■ **TASK BRIEF**
The listing below is to be output in its exact form.

(Extracted data entries)
____

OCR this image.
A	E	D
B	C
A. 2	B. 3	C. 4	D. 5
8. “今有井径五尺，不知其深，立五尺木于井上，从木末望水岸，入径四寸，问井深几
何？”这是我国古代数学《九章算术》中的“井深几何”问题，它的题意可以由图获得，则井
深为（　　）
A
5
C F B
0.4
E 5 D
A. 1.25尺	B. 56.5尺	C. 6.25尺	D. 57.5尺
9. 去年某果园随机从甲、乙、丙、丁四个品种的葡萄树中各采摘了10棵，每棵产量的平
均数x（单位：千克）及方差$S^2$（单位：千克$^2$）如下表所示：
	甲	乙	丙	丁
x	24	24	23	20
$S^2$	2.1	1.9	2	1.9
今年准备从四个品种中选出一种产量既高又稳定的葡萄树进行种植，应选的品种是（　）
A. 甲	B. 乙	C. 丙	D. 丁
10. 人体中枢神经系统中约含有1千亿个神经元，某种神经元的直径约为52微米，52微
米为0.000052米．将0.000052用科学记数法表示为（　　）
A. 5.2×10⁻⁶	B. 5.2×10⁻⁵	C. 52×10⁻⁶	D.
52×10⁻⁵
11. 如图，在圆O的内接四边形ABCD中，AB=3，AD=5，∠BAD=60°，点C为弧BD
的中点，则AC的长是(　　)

____

■ **FINAL RESULT**
OCR this image.
A	E	D
B	C
A. 2	B. 3	C. 4	D. 5
8. “今有井径五尺，不知其深，立五尺木于井上，从木末望水岸，入径四寸，问井深几
何？”这是我国古代数学《九章算术》中的“井深几何”问题，它的题意可以由图获得，则井
深为（　　）
A
5
C F B
0.4
E 5 D
A. 1.25尺	B. 56.5尺	C. 6.25尺	D. 57.5尺
9. 去年某果园随机从甲、乙、丙、丁四个品种的葡萄树中各采摘了10棵，每棵产量的平
均数x（单位：千克）及方差$S^2$（单位：千克$^2$）如下表所示：
	甲	乙	丙	丁
x	24	24	23	20
$S^2$	2.1	1.9	2	1.9
今年准备从四个品种中选出一种产量既高又稳定的葡萄树进行种植，应选的品种是（　）
A. 甲	B. 乙	C. 丙	D. 丁
10. 人体中枢神经系统中约含有1千亿个神经元，某种神经元的直径约为52微米，52微
米为0.000052米．将0.000052用科学记数法表示为（　　）
A. 5.2×10⁻⁶	B. 5.2×10⁻⁵	C. 52×10⁻⁶	D.
52×10⁻⁵
11. 如图，在圆O的内接四边形ABCD中，AB=3，AD=5，∠BAD=60°，点C为弧BD
的中点，则AC的长是(　　)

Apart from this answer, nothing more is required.